[Start of MATERIAL]

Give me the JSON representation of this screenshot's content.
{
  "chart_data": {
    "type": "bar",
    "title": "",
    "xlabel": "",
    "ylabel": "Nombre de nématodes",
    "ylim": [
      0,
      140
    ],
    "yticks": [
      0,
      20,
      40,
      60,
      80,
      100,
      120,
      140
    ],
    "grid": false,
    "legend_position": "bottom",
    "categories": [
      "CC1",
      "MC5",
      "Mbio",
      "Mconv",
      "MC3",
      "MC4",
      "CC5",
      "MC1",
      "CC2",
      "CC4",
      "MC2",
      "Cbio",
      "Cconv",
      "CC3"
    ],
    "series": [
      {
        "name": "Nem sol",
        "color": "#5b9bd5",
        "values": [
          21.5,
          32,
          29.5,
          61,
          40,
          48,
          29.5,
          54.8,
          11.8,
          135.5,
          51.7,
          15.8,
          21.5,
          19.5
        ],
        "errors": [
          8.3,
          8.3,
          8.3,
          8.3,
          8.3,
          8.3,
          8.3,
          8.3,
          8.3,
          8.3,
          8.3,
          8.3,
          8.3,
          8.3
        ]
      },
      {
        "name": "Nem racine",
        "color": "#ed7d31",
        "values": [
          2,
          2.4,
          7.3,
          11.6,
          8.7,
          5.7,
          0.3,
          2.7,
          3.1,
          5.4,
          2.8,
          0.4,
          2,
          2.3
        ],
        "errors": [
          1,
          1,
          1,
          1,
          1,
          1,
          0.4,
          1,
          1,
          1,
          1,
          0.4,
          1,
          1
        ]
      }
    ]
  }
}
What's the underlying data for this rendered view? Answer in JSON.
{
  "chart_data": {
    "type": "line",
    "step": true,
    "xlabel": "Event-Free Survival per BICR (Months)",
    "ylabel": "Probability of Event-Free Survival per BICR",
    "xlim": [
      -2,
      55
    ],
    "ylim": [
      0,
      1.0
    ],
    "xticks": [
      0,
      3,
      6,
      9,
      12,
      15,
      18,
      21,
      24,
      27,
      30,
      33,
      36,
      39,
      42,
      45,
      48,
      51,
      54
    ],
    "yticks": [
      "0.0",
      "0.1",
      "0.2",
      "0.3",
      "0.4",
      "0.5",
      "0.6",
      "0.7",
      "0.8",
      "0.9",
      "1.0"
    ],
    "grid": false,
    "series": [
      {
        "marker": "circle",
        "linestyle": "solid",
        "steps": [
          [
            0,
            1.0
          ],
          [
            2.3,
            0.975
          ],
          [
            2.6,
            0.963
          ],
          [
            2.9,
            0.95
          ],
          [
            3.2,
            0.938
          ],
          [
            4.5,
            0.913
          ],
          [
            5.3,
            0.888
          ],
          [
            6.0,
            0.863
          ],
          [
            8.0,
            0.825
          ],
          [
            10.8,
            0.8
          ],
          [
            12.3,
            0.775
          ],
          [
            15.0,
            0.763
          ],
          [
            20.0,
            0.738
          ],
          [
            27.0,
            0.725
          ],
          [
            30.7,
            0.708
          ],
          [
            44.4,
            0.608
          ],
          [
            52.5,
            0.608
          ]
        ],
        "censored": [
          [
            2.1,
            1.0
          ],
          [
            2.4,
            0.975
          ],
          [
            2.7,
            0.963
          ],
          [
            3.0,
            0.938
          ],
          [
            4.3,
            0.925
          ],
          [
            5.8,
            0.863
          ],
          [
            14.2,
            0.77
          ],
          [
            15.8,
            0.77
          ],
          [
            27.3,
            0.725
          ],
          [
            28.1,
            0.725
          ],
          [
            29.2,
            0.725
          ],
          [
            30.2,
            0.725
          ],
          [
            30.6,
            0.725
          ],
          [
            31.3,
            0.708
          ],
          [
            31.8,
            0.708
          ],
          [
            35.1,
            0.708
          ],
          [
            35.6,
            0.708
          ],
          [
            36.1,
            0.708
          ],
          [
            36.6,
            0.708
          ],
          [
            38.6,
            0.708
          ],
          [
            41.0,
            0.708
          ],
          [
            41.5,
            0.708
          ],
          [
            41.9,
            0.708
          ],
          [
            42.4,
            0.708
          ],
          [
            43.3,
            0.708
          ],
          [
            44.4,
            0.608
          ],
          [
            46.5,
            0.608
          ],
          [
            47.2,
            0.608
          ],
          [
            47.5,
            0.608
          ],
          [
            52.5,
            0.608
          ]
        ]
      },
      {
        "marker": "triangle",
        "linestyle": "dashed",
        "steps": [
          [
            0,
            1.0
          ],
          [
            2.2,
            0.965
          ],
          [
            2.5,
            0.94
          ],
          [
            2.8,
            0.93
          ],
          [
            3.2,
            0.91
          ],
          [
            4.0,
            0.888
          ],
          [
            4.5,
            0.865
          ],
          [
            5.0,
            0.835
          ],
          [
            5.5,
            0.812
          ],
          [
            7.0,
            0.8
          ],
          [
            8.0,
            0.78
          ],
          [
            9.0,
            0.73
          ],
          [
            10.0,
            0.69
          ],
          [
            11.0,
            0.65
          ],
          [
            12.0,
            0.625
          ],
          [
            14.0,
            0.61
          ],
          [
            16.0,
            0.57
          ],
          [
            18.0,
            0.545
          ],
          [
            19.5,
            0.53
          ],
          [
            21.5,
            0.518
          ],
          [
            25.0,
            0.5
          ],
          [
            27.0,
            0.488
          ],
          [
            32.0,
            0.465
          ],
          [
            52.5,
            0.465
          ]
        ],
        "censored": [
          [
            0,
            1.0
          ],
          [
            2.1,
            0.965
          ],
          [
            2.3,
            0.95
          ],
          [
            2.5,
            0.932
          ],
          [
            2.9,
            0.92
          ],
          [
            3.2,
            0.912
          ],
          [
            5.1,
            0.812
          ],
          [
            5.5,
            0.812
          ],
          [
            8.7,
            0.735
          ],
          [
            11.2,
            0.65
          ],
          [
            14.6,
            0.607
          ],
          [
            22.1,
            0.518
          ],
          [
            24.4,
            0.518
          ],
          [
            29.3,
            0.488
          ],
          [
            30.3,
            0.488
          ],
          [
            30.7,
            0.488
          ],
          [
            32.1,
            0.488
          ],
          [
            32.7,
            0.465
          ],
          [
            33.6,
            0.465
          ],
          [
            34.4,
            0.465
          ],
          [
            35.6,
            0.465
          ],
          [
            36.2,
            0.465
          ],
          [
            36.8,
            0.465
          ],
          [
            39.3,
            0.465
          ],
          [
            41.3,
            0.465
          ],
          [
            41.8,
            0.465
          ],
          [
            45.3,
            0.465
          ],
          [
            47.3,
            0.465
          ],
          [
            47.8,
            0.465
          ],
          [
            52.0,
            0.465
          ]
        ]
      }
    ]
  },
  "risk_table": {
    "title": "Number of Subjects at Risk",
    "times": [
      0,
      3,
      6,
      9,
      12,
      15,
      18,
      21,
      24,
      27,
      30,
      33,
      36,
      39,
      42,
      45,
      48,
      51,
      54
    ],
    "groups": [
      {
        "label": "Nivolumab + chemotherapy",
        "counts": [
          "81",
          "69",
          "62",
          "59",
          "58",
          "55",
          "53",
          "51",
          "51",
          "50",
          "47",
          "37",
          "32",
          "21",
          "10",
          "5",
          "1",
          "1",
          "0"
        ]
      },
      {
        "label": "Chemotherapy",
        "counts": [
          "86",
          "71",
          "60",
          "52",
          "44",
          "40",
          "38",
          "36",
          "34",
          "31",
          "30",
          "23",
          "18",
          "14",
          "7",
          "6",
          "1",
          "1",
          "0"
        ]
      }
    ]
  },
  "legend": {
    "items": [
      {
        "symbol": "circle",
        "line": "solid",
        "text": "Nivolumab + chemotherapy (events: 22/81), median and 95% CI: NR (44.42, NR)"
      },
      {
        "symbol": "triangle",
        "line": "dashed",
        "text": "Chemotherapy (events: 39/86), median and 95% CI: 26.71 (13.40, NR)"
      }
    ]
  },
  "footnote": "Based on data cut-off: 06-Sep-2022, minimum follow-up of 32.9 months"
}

[End of MATERIAL]

WHAT IS REQUIRED →
List all lines where "Nivolumab" occurs.

COMPLETE ANSWER →
        "label": "Nivolumab + chemotherapy",
        "text": "Nivolumab + chemotherapy (events: 22/81), median and 95% CI: NR (44.42, NR)"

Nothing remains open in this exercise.